__PROBLEM STATEMENT__: Select the lines below containing the word "image".

— Start EXTRACTED DATA —

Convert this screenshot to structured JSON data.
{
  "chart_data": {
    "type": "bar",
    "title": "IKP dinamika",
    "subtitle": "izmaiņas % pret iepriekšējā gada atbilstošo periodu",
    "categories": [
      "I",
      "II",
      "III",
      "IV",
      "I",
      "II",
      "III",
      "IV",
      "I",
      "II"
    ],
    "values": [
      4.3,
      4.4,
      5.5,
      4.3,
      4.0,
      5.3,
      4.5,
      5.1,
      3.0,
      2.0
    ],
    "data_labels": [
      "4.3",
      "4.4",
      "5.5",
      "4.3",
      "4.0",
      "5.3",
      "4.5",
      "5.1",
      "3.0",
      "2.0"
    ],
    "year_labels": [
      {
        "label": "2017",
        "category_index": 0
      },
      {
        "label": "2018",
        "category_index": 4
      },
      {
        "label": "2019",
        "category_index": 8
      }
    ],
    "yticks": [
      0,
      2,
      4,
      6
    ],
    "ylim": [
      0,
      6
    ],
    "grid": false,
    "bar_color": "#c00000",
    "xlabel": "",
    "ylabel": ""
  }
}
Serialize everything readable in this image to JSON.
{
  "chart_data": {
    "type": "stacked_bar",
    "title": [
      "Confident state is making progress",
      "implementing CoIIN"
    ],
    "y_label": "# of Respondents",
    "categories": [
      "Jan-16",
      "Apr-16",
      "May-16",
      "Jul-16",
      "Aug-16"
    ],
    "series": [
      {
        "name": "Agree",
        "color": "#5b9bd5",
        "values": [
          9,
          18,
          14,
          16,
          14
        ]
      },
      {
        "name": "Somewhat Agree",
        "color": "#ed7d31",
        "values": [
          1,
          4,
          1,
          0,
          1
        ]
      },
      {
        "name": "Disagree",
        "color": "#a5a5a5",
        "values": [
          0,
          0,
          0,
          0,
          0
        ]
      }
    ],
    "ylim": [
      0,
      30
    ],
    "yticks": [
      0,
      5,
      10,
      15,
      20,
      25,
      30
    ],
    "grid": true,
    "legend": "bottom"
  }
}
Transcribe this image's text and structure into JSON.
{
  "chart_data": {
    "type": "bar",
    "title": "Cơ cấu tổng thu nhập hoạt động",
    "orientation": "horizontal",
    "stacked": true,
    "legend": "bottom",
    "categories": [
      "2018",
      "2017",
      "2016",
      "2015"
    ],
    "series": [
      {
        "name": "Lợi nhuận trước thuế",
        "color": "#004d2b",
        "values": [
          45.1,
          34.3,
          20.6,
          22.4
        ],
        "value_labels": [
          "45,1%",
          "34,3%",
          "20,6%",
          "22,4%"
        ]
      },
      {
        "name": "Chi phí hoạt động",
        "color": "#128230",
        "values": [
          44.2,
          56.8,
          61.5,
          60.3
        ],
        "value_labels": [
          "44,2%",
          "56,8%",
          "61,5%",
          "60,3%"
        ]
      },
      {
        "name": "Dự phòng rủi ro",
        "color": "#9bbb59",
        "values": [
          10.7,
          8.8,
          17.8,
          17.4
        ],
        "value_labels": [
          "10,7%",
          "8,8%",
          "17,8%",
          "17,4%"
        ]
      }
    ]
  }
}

— End EXTRACTED DATA —

__ANSWER IN FULL__:
Serialize everything readable in this image to JSON.
Transcribe this image's text and structure into JSON.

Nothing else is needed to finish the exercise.